[Data records]
= = = =
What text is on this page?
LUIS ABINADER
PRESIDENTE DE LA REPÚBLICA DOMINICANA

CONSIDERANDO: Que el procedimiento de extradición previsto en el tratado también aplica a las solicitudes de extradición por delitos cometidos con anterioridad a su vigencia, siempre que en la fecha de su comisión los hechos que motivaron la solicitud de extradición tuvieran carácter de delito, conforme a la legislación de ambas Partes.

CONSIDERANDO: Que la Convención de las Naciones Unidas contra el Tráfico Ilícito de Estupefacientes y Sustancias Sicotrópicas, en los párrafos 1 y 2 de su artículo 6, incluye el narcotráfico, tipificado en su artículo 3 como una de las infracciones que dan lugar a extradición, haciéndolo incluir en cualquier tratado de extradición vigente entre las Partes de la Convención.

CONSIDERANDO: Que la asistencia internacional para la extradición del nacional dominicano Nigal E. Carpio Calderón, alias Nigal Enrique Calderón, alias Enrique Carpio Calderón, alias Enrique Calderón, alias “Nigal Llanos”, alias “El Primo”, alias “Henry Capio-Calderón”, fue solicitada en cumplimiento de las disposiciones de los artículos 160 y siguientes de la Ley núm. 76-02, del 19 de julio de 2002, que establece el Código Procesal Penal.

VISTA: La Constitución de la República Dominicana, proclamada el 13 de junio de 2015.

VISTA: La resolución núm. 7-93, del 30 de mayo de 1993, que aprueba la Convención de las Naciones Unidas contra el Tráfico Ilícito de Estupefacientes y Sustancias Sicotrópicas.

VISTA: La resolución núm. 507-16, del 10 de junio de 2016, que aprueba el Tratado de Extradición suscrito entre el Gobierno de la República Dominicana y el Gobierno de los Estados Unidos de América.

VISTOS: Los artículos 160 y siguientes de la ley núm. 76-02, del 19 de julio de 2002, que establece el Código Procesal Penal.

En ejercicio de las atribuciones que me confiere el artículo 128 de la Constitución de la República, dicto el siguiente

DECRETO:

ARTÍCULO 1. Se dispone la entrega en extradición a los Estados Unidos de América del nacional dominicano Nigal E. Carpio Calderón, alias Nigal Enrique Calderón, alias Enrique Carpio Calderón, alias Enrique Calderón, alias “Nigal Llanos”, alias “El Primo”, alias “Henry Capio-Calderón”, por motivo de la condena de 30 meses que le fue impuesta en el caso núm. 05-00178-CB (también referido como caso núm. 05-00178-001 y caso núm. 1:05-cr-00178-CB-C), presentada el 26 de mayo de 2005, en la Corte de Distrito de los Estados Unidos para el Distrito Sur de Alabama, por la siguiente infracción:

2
= = = =
REQUIRED TASK:
Print all of the entries exactly as they are written.

WORKED SOLUTION:
What text is on this page?
LUIS ABINADER
PRESIDENTE DE LA REPÚBLICA DOMINICANA

CONSIDERANDO: Que el procedimiento de extradición previsto en el tratado también aplica a las solicitudes de extradición por delitos cometidos con anterioridad a su vigencia, siempre que en la fecha de su comisión los hechos que motivaron la solicitud de extradición tuvieran carácter de delito, conforme a la legislación de ambas Partes.

CONSIDERANDO: Que la Convención de las Naciones Unidas contra el Tráfico Ilícito de Estupefacientes y Sustancias Sicotrópicas, en los párrafos 1 y 2 de su artículo 6, incluye el narcotráfico, tipificado en su artículo 3 como una de las infracciones que dan lugar a extradición, haciéndolo incluir en cualquier tratado de extradición vigente entre las Partes de la Convención.

CONSIDERANDO: Que la asistencia internacional para la extradición del nacional dominicano Nigal E. Carpio Calderón, alias Nigal Enrique Calderón, alias Enrique Carpio Calderón, alias Enrique Calderón, alias “Nigal Llanos”, alias “El Primo”, alias “Henry Capio-Calderón”, fue solicitada en cumplimiento de las disposiciones de los artículos 160 y siguientes de la Ley núm. 76-02, del 19 de julio de 2002, que establece el Código Procesal Penal.

VISTA: La Constitución de la República Dominicana, proclamada el 13 de junio de 2015.

VISTA: La resolución núm. 7-93, del 30 de mayo de 1993, que aprueba la Convención de las Naciones Unidas contra el Tráfico Ilícito de Estupefacientes y Sustancias Sicotrópicas.

VISTA: La resolución núm. 507-16, del 10 de junio de 2016, que aprueba el Tratado de Extradición suscrito entre el Gobierno de la República Dominicana y el Gobierno de los Estados Unidos de América.

VISTOS: Los artículos 160 y siguientes de la ley núm. 76-02, del 19 de julio de 2002, que establece el Código Procesal Penal.

En ejercicio de las atribuciones que me confiere el artículo 128 de la Constitución de la República, dicto el siguiente

DECRETO:

ARTÍCULO 1. Se dispone la entrega en extradición a los Estados Unidos de América del nacional dominicano Nigal E. Carpio Calderón, alias Nigal Enrique Calderón, alias Enrique Carpio Calderón, alias Enrique Calderón, alias “Nigal Llanos”, alias “El Primo”, alias “Henry Capio-Calderón”, por motivo de la condena de 30 meses que le fue impuesta en el caso núm. 05-00178-CB (también referido como caso núm. 05-00178-001 y caso núm. 1:05-cr-00178-CB-C), presentada el 26 de mayo de 2005, en la Corte de Distrito de los Estados Unidos para el Distrito Sur de Alabama, por la siguiente infracción:

2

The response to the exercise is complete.